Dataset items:
'''

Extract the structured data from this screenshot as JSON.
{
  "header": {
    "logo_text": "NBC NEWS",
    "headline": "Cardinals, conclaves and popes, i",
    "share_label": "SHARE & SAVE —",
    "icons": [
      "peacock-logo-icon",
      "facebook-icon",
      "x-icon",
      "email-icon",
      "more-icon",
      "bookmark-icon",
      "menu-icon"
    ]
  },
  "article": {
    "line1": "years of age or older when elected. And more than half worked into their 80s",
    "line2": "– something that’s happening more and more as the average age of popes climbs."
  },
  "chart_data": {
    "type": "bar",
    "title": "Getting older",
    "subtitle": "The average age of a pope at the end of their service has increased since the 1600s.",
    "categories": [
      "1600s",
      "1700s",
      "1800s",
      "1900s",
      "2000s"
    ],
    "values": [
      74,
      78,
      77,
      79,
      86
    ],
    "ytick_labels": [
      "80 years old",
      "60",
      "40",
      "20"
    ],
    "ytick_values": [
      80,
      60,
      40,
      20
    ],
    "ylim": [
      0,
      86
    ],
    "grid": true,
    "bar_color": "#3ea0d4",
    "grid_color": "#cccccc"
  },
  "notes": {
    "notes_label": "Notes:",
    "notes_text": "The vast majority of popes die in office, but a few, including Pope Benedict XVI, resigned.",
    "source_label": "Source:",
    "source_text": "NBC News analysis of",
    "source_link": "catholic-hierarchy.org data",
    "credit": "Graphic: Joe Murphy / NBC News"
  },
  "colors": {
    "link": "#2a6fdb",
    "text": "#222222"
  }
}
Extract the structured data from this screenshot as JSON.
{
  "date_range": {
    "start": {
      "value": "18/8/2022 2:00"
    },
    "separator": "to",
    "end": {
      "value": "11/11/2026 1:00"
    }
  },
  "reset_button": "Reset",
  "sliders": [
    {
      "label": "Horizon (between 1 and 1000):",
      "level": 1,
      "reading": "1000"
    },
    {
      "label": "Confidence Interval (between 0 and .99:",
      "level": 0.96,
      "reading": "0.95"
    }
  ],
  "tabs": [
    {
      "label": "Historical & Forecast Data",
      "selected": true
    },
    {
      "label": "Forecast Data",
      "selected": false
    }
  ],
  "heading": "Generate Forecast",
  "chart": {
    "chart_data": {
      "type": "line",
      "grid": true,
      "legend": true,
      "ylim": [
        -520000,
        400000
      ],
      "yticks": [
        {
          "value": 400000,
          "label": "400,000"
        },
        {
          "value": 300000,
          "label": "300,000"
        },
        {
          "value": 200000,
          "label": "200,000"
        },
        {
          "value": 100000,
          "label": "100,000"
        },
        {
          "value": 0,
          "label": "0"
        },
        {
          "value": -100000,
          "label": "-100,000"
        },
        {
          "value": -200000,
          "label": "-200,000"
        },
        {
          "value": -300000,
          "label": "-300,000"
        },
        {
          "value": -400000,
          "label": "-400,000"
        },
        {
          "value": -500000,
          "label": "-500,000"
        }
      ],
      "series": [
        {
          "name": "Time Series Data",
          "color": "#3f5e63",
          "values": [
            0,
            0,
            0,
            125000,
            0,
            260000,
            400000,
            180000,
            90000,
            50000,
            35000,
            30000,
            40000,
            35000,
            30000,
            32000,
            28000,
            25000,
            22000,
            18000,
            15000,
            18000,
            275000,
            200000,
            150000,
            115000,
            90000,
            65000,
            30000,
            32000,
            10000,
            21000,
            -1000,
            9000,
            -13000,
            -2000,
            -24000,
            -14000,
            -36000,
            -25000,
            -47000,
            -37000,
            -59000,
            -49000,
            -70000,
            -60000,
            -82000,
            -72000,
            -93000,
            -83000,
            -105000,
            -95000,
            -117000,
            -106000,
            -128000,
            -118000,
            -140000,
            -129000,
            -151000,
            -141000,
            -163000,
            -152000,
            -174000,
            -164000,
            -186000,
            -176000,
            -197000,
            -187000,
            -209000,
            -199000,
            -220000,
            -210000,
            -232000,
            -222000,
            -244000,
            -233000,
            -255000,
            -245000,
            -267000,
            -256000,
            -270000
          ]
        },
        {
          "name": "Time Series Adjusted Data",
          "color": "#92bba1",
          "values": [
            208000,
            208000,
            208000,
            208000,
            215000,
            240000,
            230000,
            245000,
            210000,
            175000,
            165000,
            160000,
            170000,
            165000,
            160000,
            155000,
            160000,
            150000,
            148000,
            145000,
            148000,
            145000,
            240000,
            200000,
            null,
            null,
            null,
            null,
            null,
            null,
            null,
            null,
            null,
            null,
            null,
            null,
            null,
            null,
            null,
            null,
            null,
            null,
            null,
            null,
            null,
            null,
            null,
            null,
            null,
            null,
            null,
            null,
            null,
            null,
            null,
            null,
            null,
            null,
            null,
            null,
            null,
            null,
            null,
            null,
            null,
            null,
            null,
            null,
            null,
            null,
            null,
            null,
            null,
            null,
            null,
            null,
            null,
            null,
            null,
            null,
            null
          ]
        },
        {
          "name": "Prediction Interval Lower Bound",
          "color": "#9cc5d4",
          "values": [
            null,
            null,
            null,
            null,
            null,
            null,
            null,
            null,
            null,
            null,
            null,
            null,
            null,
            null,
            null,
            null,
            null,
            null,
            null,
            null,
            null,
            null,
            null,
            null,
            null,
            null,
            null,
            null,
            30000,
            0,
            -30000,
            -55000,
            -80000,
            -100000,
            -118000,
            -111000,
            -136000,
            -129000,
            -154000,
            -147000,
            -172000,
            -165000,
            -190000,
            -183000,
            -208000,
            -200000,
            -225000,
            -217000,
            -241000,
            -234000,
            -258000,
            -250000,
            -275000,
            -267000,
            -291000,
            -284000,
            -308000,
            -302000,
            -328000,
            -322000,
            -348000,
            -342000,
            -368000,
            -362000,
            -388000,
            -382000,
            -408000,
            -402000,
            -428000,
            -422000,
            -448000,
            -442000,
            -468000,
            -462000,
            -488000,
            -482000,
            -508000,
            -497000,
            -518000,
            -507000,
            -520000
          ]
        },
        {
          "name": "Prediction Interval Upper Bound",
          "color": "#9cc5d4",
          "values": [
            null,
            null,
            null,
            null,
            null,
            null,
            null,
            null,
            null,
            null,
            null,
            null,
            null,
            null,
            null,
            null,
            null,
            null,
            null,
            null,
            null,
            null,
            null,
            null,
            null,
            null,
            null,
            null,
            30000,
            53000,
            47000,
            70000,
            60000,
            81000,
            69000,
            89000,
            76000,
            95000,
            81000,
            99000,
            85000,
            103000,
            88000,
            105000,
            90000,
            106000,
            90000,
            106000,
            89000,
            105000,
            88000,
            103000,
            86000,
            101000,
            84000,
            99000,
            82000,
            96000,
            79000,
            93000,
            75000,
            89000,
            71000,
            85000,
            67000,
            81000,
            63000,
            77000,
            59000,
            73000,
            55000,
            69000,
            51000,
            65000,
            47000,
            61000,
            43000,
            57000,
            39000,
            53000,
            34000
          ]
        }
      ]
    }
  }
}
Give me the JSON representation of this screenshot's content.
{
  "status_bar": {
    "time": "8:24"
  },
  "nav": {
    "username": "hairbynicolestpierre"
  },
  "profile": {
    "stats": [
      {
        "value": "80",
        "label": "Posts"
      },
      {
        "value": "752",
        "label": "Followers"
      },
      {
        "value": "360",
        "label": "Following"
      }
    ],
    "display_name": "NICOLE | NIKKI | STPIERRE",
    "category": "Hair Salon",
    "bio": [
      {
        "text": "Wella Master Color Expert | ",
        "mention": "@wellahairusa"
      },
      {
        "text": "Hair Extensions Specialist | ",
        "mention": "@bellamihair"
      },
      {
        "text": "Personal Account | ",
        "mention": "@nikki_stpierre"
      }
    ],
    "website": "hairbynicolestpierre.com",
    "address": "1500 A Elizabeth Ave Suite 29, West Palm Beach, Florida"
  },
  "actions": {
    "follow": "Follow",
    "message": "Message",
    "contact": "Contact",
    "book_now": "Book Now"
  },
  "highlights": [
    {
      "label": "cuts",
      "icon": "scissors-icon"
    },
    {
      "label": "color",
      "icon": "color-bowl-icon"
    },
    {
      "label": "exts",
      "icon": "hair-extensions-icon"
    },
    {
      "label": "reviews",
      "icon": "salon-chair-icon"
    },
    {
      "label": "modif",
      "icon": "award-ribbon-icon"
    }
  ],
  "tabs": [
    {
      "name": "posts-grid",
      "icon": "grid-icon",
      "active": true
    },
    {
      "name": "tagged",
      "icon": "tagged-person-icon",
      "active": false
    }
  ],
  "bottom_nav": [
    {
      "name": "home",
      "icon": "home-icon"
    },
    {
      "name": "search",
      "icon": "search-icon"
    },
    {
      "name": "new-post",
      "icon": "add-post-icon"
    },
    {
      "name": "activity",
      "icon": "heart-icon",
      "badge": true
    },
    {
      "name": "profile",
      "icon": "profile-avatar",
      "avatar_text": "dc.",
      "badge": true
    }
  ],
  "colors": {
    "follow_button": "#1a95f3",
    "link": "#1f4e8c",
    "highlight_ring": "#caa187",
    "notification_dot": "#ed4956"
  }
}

'''

Exercise requirements:
Tally the lines that hold the string "Forecast" and state the total, nothing more.

The output:
3